PROBLEM DESCRIPTION
Return the full listing exactly as it is written.

──────── PROVIDED RECORDS ────────

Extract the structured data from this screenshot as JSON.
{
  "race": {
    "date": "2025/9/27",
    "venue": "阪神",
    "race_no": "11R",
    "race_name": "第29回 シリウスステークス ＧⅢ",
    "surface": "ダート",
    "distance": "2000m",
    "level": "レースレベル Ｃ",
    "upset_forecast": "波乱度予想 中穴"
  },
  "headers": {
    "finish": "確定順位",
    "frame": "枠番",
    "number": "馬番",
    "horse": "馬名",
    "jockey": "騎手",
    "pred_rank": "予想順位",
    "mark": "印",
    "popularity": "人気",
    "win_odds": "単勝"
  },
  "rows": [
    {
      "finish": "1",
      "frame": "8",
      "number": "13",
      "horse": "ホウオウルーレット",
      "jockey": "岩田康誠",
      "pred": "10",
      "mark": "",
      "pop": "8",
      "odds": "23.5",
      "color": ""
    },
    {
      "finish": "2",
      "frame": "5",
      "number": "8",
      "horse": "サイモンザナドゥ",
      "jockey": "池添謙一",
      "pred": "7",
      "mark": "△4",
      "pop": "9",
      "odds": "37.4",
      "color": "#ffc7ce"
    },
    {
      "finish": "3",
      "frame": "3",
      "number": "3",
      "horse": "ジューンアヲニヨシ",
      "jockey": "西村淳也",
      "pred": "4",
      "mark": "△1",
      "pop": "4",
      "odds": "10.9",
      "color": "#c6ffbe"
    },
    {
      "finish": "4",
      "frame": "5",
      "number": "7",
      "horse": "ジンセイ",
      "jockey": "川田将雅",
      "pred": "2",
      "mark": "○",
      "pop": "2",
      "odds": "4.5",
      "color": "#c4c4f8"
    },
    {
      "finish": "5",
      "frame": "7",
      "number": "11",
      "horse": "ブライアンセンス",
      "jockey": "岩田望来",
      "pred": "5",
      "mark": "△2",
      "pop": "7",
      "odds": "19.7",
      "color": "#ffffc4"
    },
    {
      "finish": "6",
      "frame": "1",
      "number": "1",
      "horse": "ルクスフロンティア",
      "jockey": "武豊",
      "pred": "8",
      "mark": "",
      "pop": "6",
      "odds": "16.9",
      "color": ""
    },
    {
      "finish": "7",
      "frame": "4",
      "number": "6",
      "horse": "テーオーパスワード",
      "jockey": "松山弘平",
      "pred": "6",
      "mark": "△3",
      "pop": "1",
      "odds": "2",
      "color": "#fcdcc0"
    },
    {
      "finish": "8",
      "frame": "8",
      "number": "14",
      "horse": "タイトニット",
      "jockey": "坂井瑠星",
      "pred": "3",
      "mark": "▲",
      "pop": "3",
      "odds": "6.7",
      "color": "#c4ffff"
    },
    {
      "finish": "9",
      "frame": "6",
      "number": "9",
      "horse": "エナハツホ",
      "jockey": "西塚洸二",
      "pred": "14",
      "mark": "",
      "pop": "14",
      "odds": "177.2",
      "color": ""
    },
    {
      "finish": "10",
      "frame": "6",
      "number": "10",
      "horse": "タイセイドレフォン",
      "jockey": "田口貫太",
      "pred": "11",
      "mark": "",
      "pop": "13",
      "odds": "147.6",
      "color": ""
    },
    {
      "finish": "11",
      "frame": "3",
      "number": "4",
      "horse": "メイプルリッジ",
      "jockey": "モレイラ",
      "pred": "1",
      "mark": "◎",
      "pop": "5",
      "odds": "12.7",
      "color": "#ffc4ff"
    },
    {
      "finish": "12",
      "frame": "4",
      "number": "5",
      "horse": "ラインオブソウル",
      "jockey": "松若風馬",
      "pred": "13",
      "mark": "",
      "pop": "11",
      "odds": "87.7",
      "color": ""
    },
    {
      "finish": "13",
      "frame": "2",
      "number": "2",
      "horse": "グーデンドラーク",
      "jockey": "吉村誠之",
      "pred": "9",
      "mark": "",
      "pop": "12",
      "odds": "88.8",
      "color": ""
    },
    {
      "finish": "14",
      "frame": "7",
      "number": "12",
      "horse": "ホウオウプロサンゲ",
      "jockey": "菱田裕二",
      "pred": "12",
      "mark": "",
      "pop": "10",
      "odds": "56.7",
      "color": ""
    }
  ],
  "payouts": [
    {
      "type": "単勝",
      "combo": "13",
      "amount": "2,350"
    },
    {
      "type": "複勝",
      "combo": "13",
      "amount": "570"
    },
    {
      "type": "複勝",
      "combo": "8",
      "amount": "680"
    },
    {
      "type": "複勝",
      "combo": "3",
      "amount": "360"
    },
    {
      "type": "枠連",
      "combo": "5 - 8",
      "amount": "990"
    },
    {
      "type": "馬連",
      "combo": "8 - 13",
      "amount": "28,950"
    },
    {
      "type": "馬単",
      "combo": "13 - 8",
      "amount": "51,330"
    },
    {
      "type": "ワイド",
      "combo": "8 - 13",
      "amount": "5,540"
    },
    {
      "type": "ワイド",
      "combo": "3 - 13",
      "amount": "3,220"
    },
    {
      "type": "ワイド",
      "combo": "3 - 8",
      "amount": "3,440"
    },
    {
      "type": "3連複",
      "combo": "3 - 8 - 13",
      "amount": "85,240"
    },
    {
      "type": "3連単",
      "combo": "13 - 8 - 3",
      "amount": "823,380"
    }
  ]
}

────────

WORKED ANSWER
Extract the structured data from this screenshot as JSON.
{
  "race": {
    "date": "2025/9/27",
    "venue": "阪神",
    "race_no": "11R",
    "race_name": "第29回 シリウスステークス ＧⅢ",
    "surface": "ダート",
    "distance": "2000m",
    "level": "レースレベル Ｃ",
    "upset_forecast": "波乱度予想 中穴"
  },
  "headers": {
    "finish": "確定順位",
    "frame": "枠番",
    "number": "馬番",
    "horse": "馬名",
    "jockey": "騎手",
    "pred_rank": "予想順位",
    "mark": "印",
    "popularity": "人気",
    "win_odds": "単勝"
  },
  "rows": [
    {
      "finish": "1",
      "frame": "8",
      "number": "13",
      "horse": "ホウオウルーレット",
      "jockey": "岩田康誠",
      "pred": "10",
      "mark": "",
      "pop": "8",
      "odds": "23.5",
      "color": ""
    },
    {
      "finish": "2",
      "frame": "5",
      "number": "8",
      "horse": "サイモンザナドゥ",
      "jockey": "池添謙一",
      "pred": "7",
      "mark": "△4",
      "pop": "9",
      "odds": "37.4",
      "color": "#ffc7ce"
    },
    {
      "finish": "3",
      "frame": "3",
      "number": "3",
      "horse": "ジューンアヲニヨシ",
      "jockey": "西村淳也",
      "pred": "4",
      "mark": "△1",
      "pop": "4",
      "odds": "10.9",
      "color": "#c6ffbe"
    },
    {
      "finish": "4",
      "frame": "5",
      "number": "7",
      "horse": "ジンセイ",
      "jockey": "川田将雅",
      "pred": "2",
      "mark": "○",
      "pop": "2",
      "odds": "4.5",
      "color": "#c4c4f8"
    },
    {
      "finish": "5",
      "frame": "7",
      "number": "11",
      "horse": "ブライアンセンス",
      "jockey": "岩田望来",
      "pred": "5",
      "mark": "△2",
      "pop": "7",
      "odds": "19.7",
      "color": "#ffffc4"
    },
    {
      "finish": "6",
      "frame": "1",
      "number": "1",
      "horse": "ルクスフロンティア",
      "jockey": "武豊",
      "pred": "8",
      "mark": "",
      "pop": "6",
      "odds": "16.9",
      "color": ""
    },
    {
      "finish": "7",
      "frame": "4",
      "number": "6",
      "horse": "テーオーパスワード",
      "jockey": "松山弘平",
      "pred": "6",
      "mark": "△3",
      "pop": "1",
      "odds": "2",
      "color": "#fcdcc0"
    },
    {
      "finish": "8",
      "frame": "8",
      "number": "14",
      "horse": "タイトニット",
      "jockey": "坂井瑠星",
      "pred": "3",
      "mark": "▲",
      "pop": "3",
      "odds": "6.7",
      "color": "#c4ffff"
    },
    {
      "finish": "9",
      "frame": "6",
      "number": "9",
      "horse": "エナハツホ",
      "jockey": "西塚洸二",
      "pred": "14",
      "mark": "",
      "pop": "14",
      "odds": "177.2",
      "color": ""
    },
    {
      "finish": "10",
      "frame": "6",
      "number": "10",
      "horse": "タイセイドレフォン",
      "jockey": "田口貫太",
      "pred": "11",
      "mark": "",
      "pop": "13",
      "odds": "147.6",
      "color": ""
    },
    {
      "finish": "11",
      "frame": "3",
      "number": "4",
      "horse": "メイプルリッジ",
      "jockey": "モレイラ",
      "pred": "1",
      "mark": "◎",
      "pop": "5",
      "odds": "12.7",
      "color": "#ffc4ff"
    },
    {
      "finish": "12",
      "frame": "4",
      "number": "5",
      "horse": "ラインオブソウル",
      "jockey": "松若風馬",
      "pred": "13",
      "mark": "",
      "pop": "11",
      "odds": "87.7",
      "color": ""
    },
    {
      "finish": "13",
      "frame": "2",
      "number": "2",
      "horse": "グーデンドラーク",
      "jockey": "吉村誠之",
      "pred": "9",
      "mark": "",
      "pop": "12",
      "odds": "88.8",
      "color": ""
    },
    {
      "finish": "14",
      "frame": "7",
      "number": "12",
      "horse": "ホウオウプロサンゲ",
      "jockey": "菱田裕二",
      "pred": "12",
      "mark": "",
      "pop": "10",
      "odds": "56.7",
      "color": ""
    }
  ],
  "payouts": [
    {
      "type": "単勝",
      "combo": "13",
      "amount": "2,350"
    },
    {
      "type": "複勝",
      "combo": "13",
      "amount": "570"
    },
    {
      "type": "複勝",
      "combo": "8",
      "amount": "680"
    },
    {
      "type": "複勝",
      "combo": "3",
      "amount": "360"
    },
    {
      "type": "枠連",
      "combo": "5 - 8",
      "amount": "990"
    },
    {
      "type": "馬連",
      "combo": "8 - 13",
      "amount": "28,950"
    },
    {
      "type": "馬単",
      "combo": "13 - 8",
      "amount": "51,330"
    },
    {
      "type": "ワイド",
      "combo": "8 - 13",
      "amount": "5,540"
    },
    {
      "type": "ワイド",
      "combo": "3 - 13",
      "amount": "3,220"
    },
    {
      "type": "ワイド",
      "combo": "3 - 8",
      "amount": "3,440"
    },
    {
      "type": "3連複",
      "combo": "3 - 8 - 13",
      "amount": "85,240"
    },
    {
      "type": "3連単",
      "combo": "13 - 8 - 3",
      "amount": "823,380"
    }
  ]
}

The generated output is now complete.